→ What to do
Quote every line of the data below as it stands, omitting pictures.

→ Available records
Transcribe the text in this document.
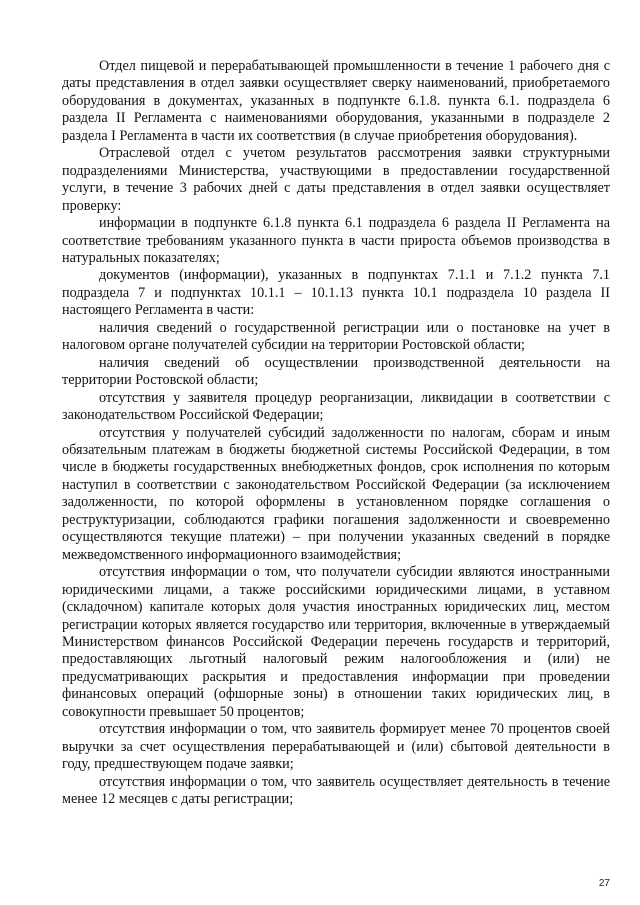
Отдел пищевой и перерабатывающей промышленности в течение 1 рабочего дня с даты представления в отдел заявки осуществляет сверку наименований, приобретаемого оборудования в документах, указанных в подпункте 6.1.8. пункта 6.1. подраздела 6 раздела II Регламента с наименованиями оборудования, указанными в подразделе 2 раздела I Регламента в части их соответствия (в случае приобретения оборудования).

Отраслевой отдел с учетом результатов рассмотрения заявки структурными подразделениями Министерства, участвующими в предоставлении государственной услуги, в течение 3 рабочих дней с даты представления в отдел заявки осуществляет проверку:

информации в подпункте 6.1.8 пункта 6.1 подраздела 6 раздела II Регламента на соответствие требованиям указанного пункта в части прироста объемов производства в натуральных показателях;

документов (информации), указанных в подпунктах 7.1.1 и 7.1.2 пункта 7.1 подраздела 7 и подпунктах 10.1.1 – 10.1.13 пункта 10.1 подраздела 10 раздела II настоящего Регламента в части:

наличия сведений о государственной регистрации или о постановке на учет в налоговом органе получателей субсидии на территории Ростовской области;

наличия сведений об осуществлении производственной деятельности на территории Ростовской области;

отсутствия у заявителя процедур реорганизации, ликвидации в соответствии с законодательством Российской Федерации;

отсутствия у получателей субсидий задолженности по налогам, сборам и иным обязательным платежам в бюджеты бюджетной системы Российской Федерации, в том числе в бюджеты государственных внебюджетных фондов, срок исполнения по которым наступил в соответствии с законодательством Российской Федерации (за исключением задолженности, по которой оформлены в установленном порядке соглашения о реструктуризации, соблюдаются графики погашения задолженности и своевременно осуществляются текущие платежи) – при получении указанных сведений в порядке межведомственного информационного взаимодействия;

отсутствия информации о том, что получатели субсидии являются иностранными юридическими лицами, а также российскими юридическими лицами, в уставном (складочном) капитале которых доля участия иностранных юридических лиц, местом регистрации которых является государство или территория, включенные в утверждаемый Министерством финансов Российской Федерации перечень государств и территорий, предоставляющих льготный налоговый режим налогообложения и (или) не предусматривающих раскрытия и предоставления информации при проведении финансовых операций (офшорные зоны) в отношении таких юридических лиц, в совокупности превышает 50 процентов;

отсутствия информации о том, что заявитель формирует менее 70 процентов своей выручки за счет осуществления перерабатывающей и (или) сбытовой деятельности в году, предшествующем подаче заявки;

отсутствия информации о том, что заявитель осуществляет деятельность в течение менее 12 месяцев с даты регистрации;

27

→ Result of this exercise
Transcribe the text in this document.
Отдел пищевой и перерабатывающей промышленности в течение 1 рабочего дня с даты представления в отдел заявки осуществляет сверку наименований, приобретаемого оборудования в документах, указанных в подпункте 6.1.8. пункта 6.1. подраздела 6 раздела II Регламента с наименованиями оборудования, указанными в подразделе 2 раздела I Регламента в части их соответствия (в случае приобретения оборудования).

Отраслевой отдел с учетом результатов рассмотрения заявки структурными подразделениями Министерства, участвующими в предоставлении государственной услуги, в течение 3 рабочих дней с даты представления в отдел заявки осуществляет проверку:

информации в подпункте 6.1.8 пункта 6.1 подраздела 6 раздела II Регламента на соответствие требованиям указанного пункта в части прироста объемов производства в натуральных показателях;

документов (информации), указанных в подпунктах 7.1.1 и 7.1.2 пункта 7.1 подраздела 7 и подпунктах 10.1.1 – 10.1.13 пункта 10.1 подраздела 10 раздела II настоящего Регламента в части:

наличия сведений о государственной регистрации или о постановке на учет в налоговом органе получателей субсидии на территории Ростовской области;

наличия сведений об осуществлении производственной деятельности на территории Ростовской области;

отсутствия у заявителя процедур реорганизации, ликвидации в соответствии с законодательством Российской Федерации;

отсутствия у получателей субсидий задолженности по налогам, сборам и иным обязательным платежам в бюджеты бюджетной системы Российской Федерации, в том числе в бюджеты государственных внебюджетных фондов, срок исполнения по которым наступил в соответствии с законодательством Российской Федерации (за исключением задолженности, по которой оформлены в установленном порядке соглашения о реструктуризации, соблюдаются графики погашения задолженности и своевременно осуществляются текущие платежи) – при получении указанных сведений в порядке межведомственного информационного взаимодействия;

отсутствия информации о том, что получатели субсидии являются иностранными юридическими лицами, а также российскими юридическими лицами, в уставном (складочном) капитале которых доля участия иностранных юридических лиц, местом регистрации которых является государство или территория, включенные в утверждаемый Министерством финансов Российской Федерации перечень государств и территорий, предоставляющих льготный налоговый режим налогообложения и (или) не предусматривающих раскрытия и предоставления информации при проведении финансовых операций (офшорные зоны) в отношении таких юридических лиц, в совокупности превышает 50 процентов;

отсутствия информации о том, что заявитель формирует менее 70 процентов своей выручки за счет осуществления перерабатывающей и (или) сбытовой деятельности в году, предшествующем подаче заявки;

отсутствия информации о том, что заявитель осуществляет деятельность в течение менее 12 месяцев с даты регистрации;

27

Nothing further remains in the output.